Entries from a visual dataset:
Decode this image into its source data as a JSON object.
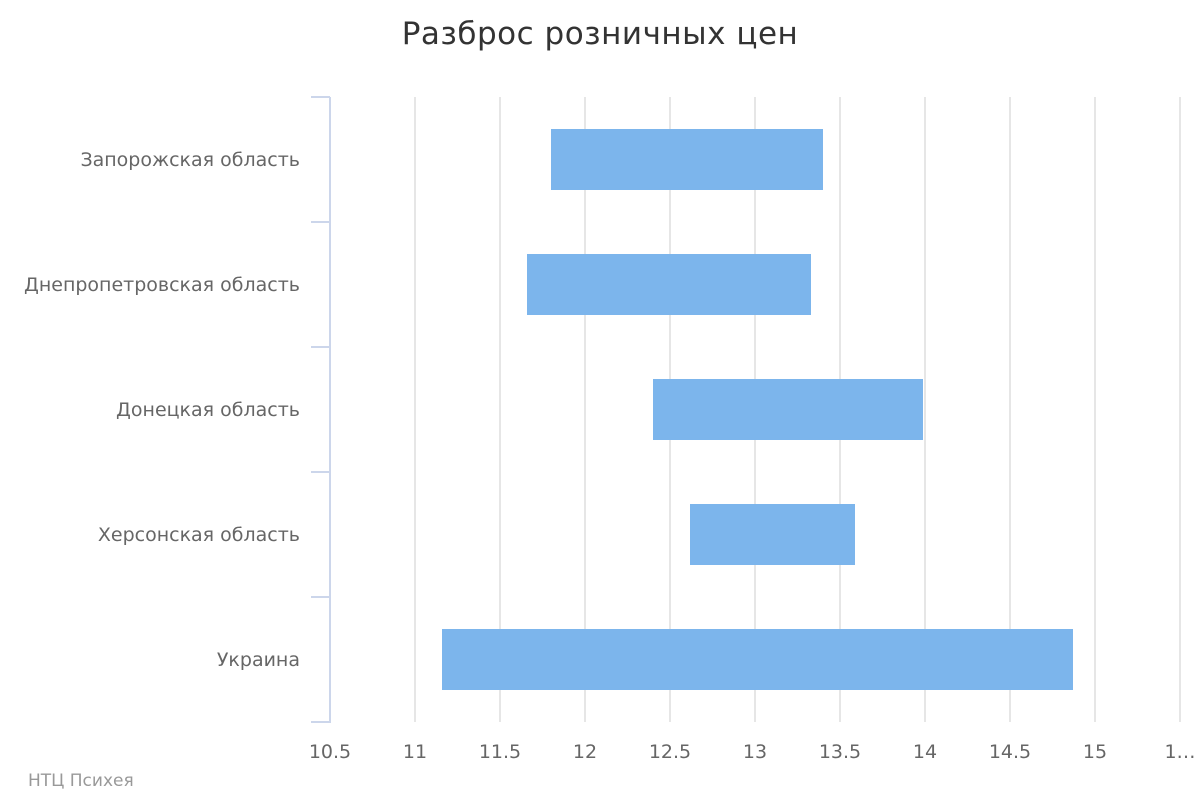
{
  "title": "Разброс розничных цен",
  "credits": "НТЦ Психея",
  "colors": {
    "bar": "#7cb5ec",
    "axis_line": "#ccd6eb",
    "gridline": "#e6e6e6",
    "title_text": "#333333",
    "axis_label_text": "#666666",
    "credits_text": "#999999",
    "background": "#ffffff"
  },
  "chart_data": {
    "type": "bar",
    "subtype": "columnrange",
    "orientation": "horizontal",
    "title": "Разброс розничных цен",
    "legend": "none",
    "grid": true,
    "categories": [
      "Запорожская область",
      "Днепропетровская область",
      "Донецкая область",
      "Херсонская область",
      "Украина"
    ],
    "series": [
      {
        "data": [
          {
            "low": 11.8,
            "high": 13.4
          },
          {
            "low": 11.66,
            "high": 13.33
          },
          {
            "low": 12.4,
            "high": 13.99
          },
          {
            "low": 12.62,
            "high": 13.59
          },
          {
            "low": 11.16,
            "high": 14.87
          }
        ]
      }
    ],
    "value_axis": {
      "min": 10.5,
      "max": 15.5,
      "tick_interval": 0.5,
      "tick_labels": [
        "10.5",
        "11",
        "11.5",
        "12",
        "12.5",
        "13",
        "13.5",
        "14",
        "14.5",
        "15",
        "1…"
      ]
    }
  }
}
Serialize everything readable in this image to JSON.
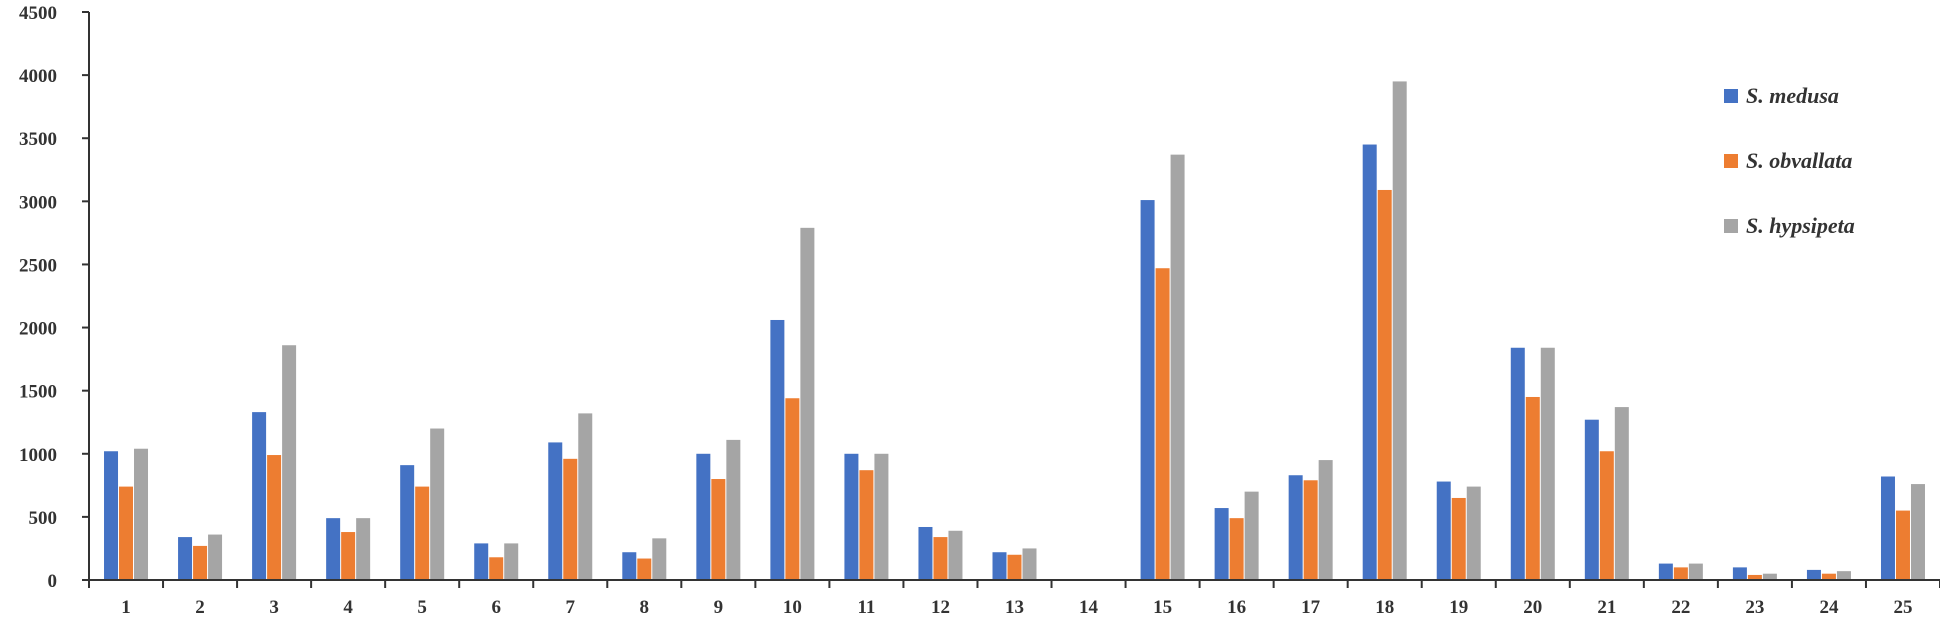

**YOUR INSTRUCTIONS**
Return all the lines that contain the string "Разброс".

**EXERCISE SOLUTION**
  "title": "Разброс розничных цен",
    "title": "Разброс розничных цен",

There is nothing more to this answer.